(Records from a data source)
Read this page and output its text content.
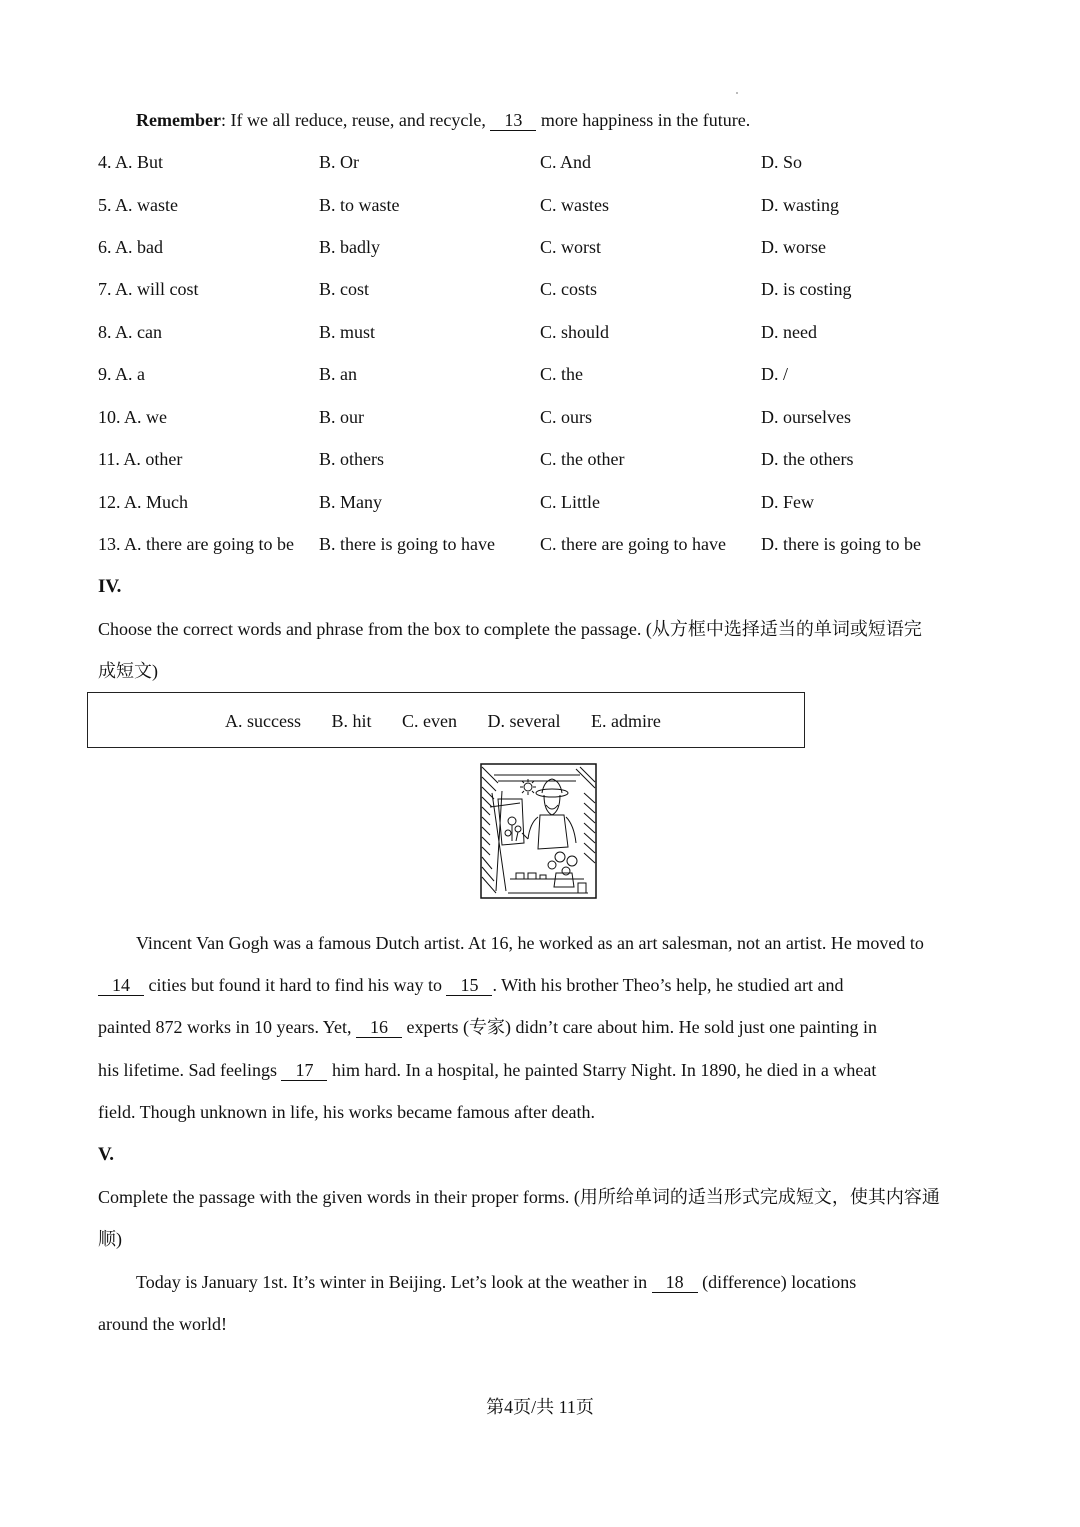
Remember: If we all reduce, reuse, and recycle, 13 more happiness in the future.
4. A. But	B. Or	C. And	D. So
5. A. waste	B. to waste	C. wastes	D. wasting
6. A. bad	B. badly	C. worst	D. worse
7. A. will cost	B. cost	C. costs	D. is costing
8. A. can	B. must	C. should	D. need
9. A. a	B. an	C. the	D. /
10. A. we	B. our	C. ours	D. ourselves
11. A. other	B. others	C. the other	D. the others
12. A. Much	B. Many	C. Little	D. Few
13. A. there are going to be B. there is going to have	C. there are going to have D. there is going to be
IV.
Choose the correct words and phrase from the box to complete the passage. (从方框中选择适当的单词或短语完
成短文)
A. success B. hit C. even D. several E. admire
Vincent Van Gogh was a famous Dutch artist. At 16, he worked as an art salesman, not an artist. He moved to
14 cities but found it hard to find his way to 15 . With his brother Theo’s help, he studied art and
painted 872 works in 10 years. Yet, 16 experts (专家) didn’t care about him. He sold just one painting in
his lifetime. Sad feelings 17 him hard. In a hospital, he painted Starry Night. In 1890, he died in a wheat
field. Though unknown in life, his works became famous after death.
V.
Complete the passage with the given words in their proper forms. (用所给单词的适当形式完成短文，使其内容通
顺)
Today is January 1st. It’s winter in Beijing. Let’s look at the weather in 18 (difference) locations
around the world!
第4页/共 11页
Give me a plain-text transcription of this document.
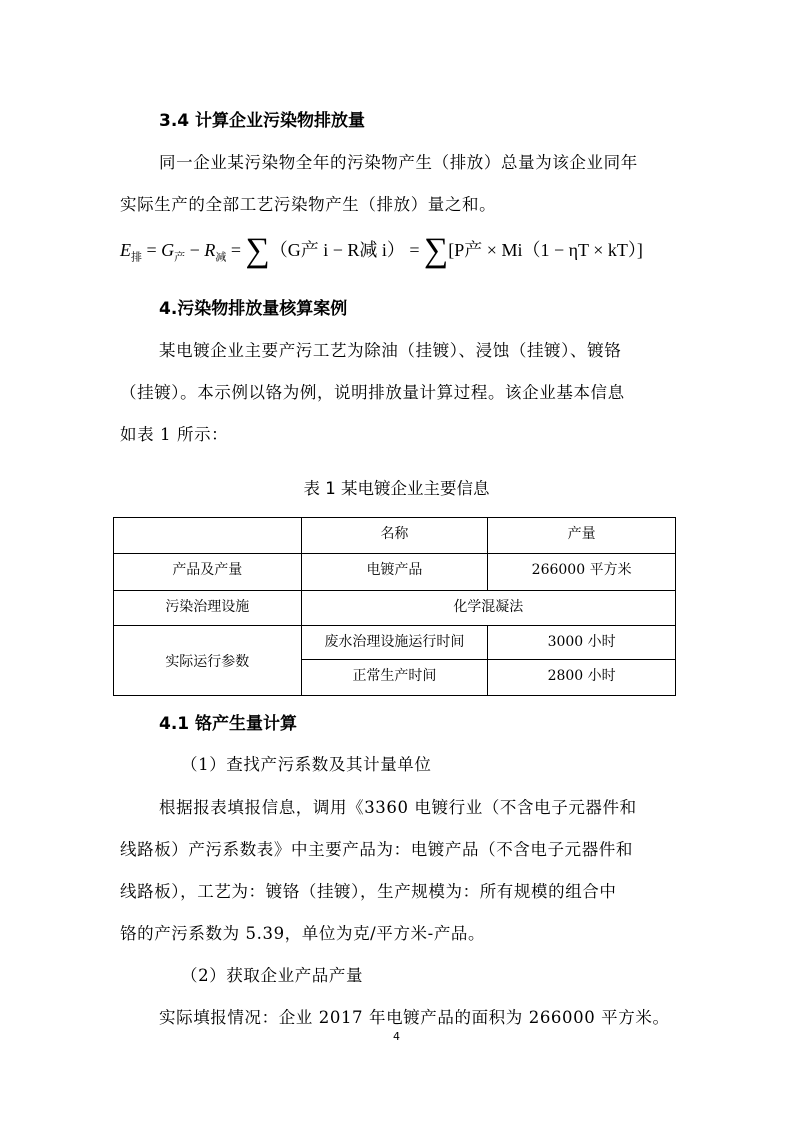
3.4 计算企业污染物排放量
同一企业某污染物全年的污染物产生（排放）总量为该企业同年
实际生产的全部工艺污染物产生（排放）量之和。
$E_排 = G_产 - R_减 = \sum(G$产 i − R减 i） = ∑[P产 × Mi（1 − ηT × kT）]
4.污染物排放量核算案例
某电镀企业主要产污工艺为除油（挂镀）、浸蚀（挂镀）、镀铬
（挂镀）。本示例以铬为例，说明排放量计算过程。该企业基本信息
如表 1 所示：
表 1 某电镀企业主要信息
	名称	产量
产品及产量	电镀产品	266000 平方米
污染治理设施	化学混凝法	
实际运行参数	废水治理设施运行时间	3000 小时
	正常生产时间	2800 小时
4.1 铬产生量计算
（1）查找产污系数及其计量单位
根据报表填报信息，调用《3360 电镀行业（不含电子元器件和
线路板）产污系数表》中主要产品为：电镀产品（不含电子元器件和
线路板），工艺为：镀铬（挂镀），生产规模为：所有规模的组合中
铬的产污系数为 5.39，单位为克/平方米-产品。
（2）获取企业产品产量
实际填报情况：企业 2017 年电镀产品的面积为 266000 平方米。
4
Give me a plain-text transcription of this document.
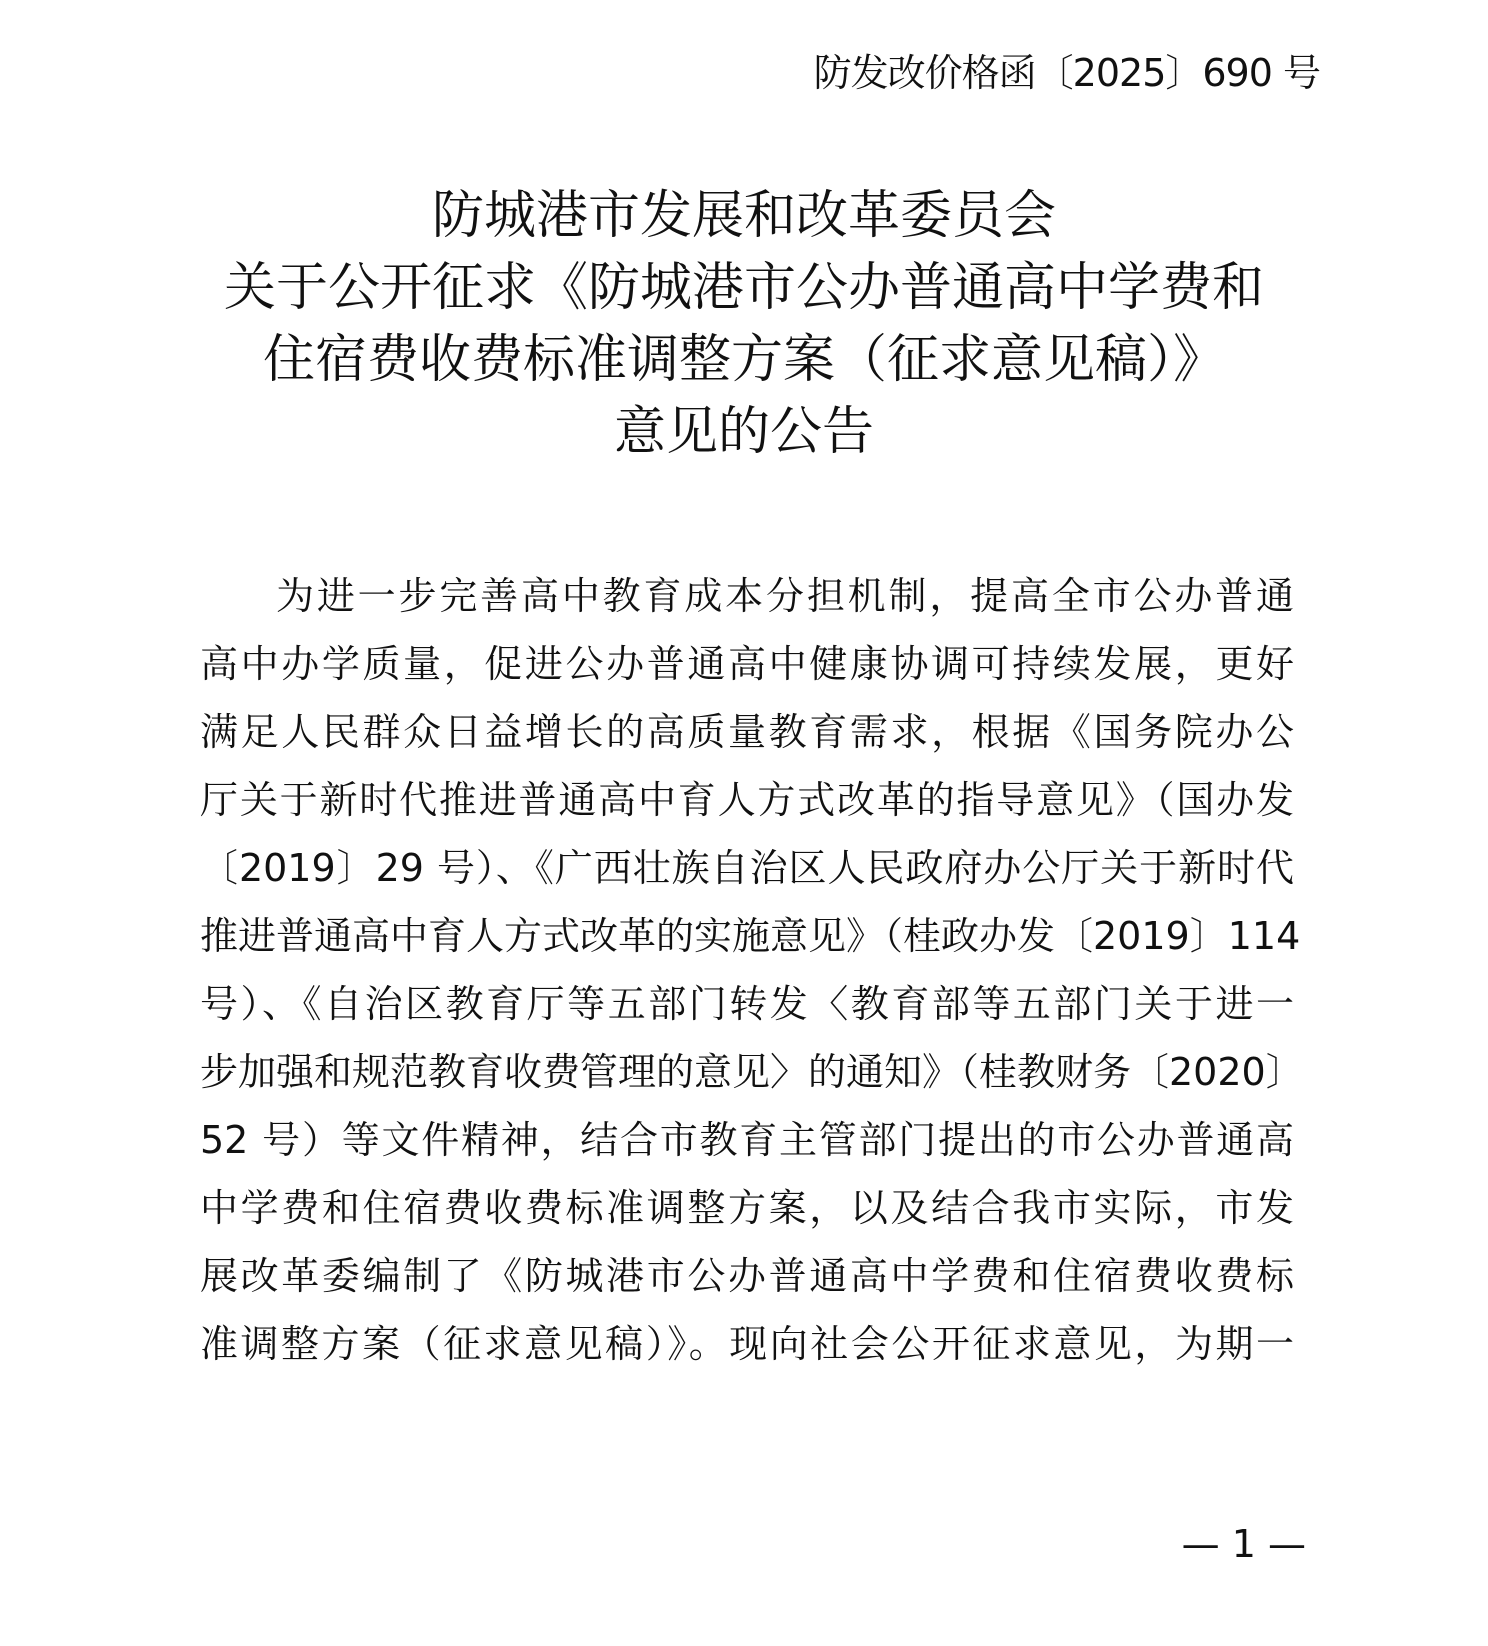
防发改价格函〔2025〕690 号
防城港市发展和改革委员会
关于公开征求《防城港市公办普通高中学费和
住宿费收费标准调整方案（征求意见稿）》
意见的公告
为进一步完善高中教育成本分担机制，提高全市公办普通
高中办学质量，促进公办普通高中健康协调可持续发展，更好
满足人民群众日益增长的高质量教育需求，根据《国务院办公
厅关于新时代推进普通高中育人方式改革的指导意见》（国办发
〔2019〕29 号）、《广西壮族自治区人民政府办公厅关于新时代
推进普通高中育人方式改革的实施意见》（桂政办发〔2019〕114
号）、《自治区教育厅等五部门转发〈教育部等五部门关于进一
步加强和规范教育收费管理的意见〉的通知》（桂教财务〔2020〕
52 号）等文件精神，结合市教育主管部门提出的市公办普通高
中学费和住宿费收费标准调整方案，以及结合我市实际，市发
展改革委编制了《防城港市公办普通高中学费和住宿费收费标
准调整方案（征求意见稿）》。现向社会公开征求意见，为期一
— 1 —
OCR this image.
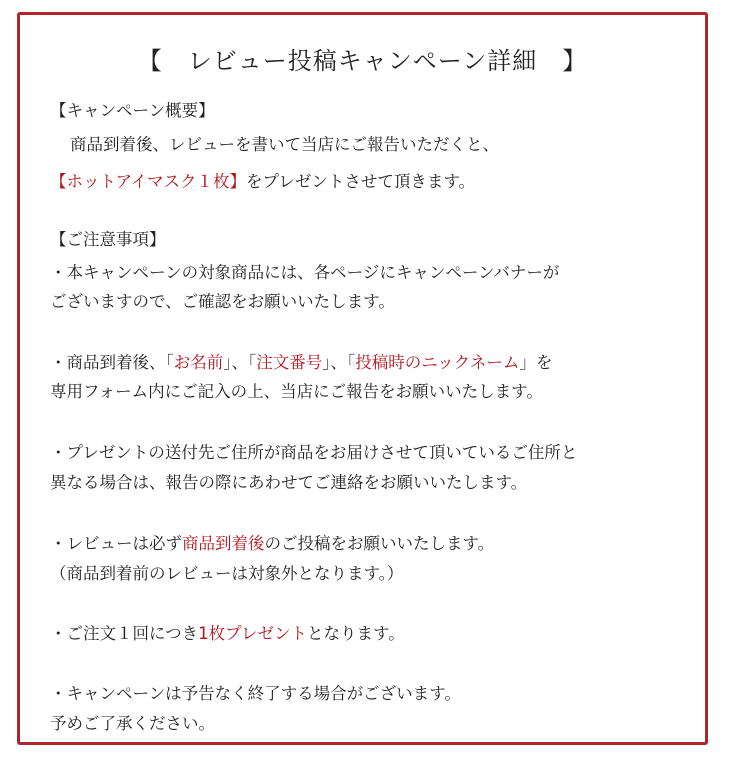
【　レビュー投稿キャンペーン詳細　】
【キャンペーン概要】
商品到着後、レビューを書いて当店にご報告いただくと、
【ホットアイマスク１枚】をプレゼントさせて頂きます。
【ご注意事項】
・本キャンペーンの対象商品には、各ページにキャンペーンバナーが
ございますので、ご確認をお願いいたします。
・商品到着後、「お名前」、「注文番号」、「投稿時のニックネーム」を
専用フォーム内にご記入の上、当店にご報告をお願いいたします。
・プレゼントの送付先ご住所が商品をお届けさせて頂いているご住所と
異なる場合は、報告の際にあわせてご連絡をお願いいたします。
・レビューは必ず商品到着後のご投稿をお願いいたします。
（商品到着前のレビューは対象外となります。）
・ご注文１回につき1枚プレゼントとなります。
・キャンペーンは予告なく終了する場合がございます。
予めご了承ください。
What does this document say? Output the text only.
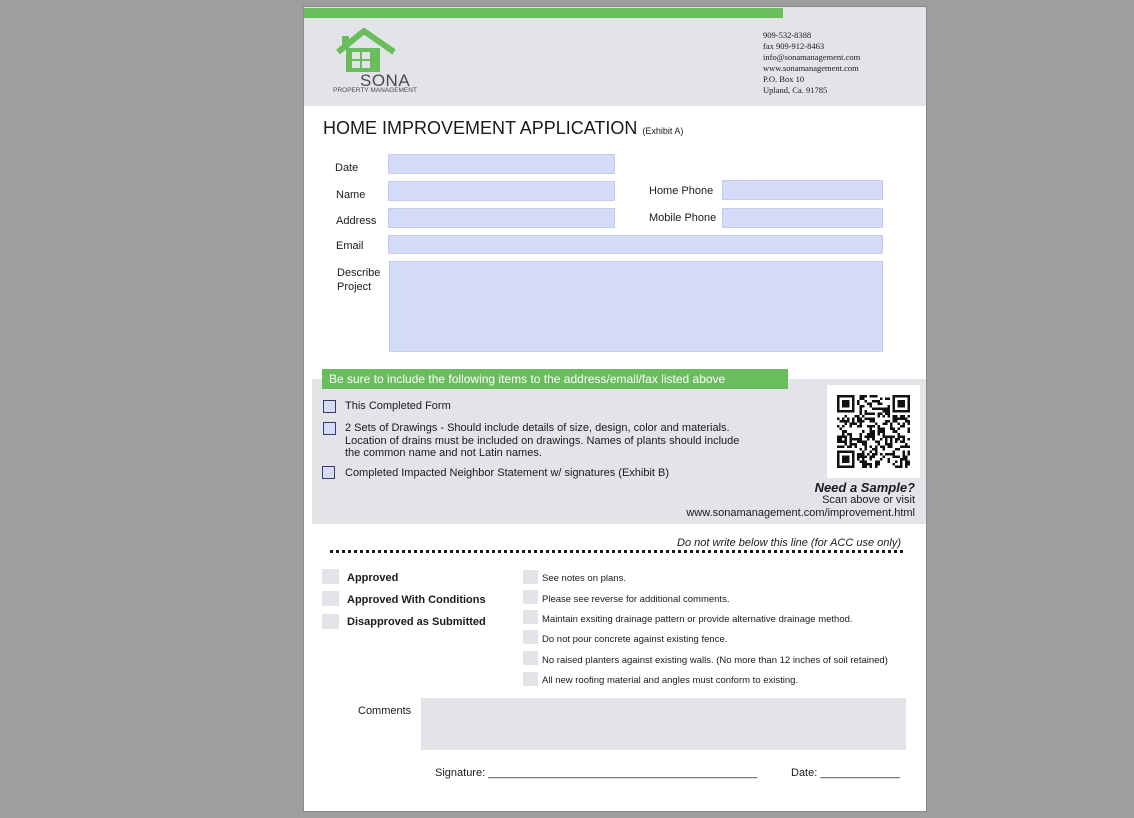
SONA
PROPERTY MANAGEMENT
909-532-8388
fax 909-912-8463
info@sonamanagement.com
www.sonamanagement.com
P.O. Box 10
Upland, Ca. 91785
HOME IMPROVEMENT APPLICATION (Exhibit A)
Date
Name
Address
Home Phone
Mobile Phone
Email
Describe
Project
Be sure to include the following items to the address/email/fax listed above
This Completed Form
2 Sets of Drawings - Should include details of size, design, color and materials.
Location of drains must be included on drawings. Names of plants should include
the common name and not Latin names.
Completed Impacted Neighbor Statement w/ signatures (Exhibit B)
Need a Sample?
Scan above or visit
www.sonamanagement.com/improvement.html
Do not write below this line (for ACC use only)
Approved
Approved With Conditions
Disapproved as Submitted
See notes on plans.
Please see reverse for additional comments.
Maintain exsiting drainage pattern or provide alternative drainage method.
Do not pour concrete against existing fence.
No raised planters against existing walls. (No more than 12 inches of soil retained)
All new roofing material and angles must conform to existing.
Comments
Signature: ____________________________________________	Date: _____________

• What the task requires
All lines above containing the string "famous" are to be collected.

• Result
Vincent Van Gogh was a famous Dutch artist. At 16, he worked as an art salesman, not an artist. He moved to
field. Though unknown in life, his works became famous after death.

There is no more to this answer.